WHAT YOU SHOULD DO
Filter the lines below, copying only those with the string "into".

Data extracted from a collection
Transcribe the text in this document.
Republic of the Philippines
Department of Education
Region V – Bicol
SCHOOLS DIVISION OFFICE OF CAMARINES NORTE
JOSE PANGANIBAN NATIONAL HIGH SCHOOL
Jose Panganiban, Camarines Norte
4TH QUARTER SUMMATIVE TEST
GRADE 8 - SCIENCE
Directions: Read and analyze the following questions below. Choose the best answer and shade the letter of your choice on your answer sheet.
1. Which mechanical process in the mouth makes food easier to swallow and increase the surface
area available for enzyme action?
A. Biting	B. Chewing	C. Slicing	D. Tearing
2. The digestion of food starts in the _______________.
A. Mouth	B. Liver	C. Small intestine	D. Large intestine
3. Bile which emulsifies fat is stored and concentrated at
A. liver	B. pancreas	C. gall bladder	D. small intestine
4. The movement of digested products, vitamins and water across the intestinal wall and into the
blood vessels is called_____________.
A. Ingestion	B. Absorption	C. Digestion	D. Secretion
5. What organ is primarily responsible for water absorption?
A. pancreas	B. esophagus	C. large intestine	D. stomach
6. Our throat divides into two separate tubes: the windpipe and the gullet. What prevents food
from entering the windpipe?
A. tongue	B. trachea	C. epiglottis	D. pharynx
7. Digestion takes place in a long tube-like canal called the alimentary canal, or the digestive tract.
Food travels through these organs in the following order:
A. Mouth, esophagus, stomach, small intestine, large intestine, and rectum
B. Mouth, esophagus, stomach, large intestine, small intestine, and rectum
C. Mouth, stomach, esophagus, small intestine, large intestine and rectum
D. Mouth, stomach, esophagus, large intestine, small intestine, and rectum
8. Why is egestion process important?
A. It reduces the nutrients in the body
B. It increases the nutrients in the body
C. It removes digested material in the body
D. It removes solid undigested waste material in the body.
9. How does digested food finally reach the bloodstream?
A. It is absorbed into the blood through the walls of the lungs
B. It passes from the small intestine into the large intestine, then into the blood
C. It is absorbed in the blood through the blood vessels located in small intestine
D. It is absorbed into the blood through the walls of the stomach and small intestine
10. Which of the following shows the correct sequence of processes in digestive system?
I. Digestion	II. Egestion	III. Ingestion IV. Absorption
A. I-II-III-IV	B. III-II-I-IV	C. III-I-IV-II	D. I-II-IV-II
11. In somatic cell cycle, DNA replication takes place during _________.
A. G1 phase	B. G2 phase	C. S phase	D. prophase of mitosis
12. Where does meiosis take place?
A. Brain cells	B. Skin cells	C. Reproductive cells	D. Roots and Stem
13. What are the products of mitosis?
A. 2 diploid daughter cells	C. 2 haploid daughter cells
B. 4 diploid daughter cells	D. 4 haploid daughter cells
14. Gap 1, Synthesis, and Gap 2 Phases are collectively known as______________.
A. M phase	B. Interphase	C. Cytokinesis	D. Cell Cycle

ANSWER BOX
4. The movement of digested products, vitamins and water across the intestinal wall and into the
6. Our throat divides into two separate tubes: the windpipe and the gullet. What prevents food
A. It is absorbed into the blood through the walls of the lungs
B. It passes from the small intestine into the large intestine, then into the blood
D. It is absorbed into the blood through the walls of the stomach and small intestine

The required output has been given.